→ **Your instructions**:
Copy out lines with the word "tumeurs" from the material that follows.

[Dataset records]
========
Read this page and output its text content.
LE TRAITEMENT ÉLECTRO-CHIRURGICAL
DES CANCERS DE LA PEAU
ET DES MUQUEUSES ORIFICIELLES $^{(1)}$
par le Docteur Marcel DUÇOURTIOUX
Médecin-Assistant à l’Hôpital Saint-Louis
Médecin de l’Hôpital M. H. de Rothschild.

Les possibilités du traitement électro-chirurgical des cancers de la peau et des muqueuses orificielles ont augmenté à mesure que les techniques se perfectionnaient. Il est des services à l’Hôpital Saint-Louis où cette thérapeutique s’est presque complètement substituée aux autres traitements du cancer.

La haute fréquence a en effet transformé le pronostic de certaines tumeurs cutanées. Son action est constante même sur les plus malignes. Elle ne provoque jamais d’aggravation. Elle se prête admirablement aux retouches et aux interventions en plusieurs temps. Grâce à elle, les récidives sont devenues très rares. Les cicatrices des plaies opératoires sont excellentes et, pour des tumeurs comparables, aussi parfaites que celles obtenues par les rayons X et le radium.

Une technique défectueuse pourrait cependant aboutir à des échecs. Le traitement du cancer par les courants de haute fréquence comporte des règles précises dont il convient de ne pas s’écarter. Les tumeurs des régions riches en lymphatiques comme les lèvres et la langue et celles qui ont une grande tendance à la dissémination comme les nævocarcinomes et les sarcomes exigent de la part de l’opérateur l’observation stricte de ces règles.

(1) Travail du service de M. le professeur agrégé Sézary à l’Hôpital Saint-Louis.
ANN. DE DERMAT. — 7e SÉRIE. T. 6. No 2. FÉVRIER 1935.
========
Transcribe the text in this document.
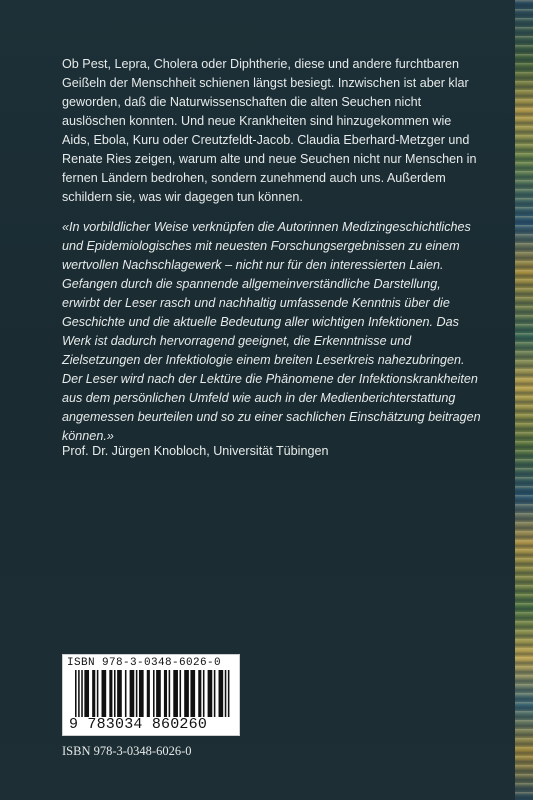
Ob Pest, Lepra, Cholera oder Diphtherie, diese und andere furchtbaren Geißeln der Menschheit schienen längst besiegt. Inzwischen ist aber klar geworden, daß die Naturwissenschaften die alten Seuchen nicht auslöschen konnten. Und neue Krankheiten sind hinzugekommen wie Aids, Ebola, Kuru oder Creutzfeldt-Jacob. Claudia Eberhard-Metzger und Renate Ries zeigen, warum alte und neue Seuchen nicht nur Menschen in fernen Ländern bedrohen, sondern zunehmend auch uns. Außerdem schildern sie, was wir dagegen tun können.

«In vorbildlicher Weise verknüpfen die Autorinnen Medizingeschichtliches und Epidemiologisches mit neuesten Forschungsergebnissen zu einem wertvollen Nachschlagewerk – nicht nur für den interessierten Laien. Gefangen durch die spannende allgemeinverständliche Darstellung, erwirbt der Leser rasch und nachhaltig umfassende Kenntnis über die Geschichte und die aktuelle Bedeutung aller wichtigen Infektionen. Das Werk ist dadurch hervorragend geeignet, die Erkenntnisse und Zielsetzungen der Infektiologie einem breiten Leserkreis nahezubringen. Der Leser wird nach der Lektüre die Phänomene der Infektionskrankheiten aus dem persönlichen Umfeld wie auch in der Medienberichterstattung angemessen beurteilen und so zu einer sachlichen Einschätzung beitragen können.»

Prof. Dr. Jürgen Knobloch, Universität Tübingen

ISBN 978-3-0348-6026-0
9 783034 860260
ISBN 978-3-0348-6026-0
========
→ **Solution to this problem**:
La haute fréquence a en effet transformé le pronostic de certaines tumeurs cutanées. Son action est constante même sur les plus malignes. Elle ne provoque jamais d’aggravation. Elle se prête admirablement aux retouches et aux interventions en plusieurs temps. Grâce à elle, les récidives sont devenues très rares. Les cicatrices des plaies opératoires sont excellentes et, pour des tumeurs comparables, aussi parfaites que celles obtenues par les rayons X et le radium.
Une technique défectueuse pourrait cependant aboutir à des échecs. Le traitement du cancer par les courants de haute fréquence comporte des règles précises dont il convient de ne pas s’écarter. Les tumeurs des régions riches en lymphatiques comme les lèvres et la langue et celles qui ont une grande tendance à la dissémination comme les nævocarcinomes et les sarcomes exigent de la part de l’opérateur l’observation stricte de ces règles.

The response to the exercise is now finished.